Work required >> Copy each line below that contains "effective".
**** Raw data ****
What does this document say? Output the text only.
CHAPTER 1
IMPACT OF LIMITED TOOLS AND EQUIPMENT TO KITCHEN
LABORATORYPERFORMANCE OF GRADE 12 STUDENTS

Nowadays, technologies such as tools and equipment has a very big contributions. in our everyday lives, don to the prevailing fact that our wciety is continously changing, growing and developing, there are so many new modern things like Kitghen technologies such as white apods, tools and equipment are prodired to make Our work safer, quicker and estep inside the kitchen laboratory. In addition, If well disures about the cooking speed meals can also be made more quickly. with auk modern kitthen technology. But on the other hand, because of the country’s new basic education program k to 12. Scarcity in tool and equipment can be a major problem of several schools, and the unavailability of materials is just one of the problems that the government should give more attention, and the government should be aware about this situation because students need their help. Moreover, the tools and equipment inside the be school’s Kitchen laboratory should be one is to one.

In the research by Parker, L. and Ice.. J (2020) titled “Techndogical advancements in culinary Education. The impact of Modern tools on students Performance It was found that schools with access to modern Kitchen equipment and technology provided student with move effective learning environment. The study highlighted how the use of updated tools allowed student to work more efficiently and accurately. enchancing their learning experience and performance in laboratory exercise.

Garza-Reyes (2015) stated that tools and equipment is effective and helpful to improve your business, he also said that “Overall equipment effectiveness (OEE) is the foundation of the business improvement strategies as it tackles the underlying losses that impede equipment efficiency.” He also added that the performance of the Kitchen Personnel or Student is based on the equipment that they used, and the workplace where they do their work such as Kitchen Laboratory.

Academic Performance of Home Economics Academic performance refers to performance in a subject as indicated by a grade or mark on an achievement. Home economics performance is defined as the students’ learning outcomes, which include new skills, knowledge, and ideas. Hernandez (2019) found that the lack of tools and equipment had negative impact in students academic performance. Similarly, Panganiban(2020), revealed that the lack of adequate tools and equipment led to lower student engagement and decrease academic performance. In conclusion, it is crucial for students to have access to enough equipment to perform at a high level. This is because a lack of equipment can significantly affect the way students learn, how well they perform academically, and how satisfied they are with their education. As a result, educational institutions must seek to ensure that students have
****
Full response >>
In the research by Parker, L. and Ice.. J (2020) titled “Techndogical advancements in culinary Education. The impact of Modern tools on students Performance It was found that schools with access to modern Kitchen equipment and technology provided student with move effective learning environment. The study highlighted how the use of updated tools allowed student to work more efficiently and accurately. enchancing their learning experience and performance in laboratory exercise.
Garza-Reyes (2015) stated that tools and equipment is effective and helpful to improve your business, he also said that “Overall equipment effectiveness (OEE) is the foundation of the business improvement strategies as it tackles the underlying losses that impede equipment efficiency.” He also added that the performance of the Kitchen Personnel or Student is based on the equipment that they used, and the workplace where they do their work such as Kitchen Laboratory.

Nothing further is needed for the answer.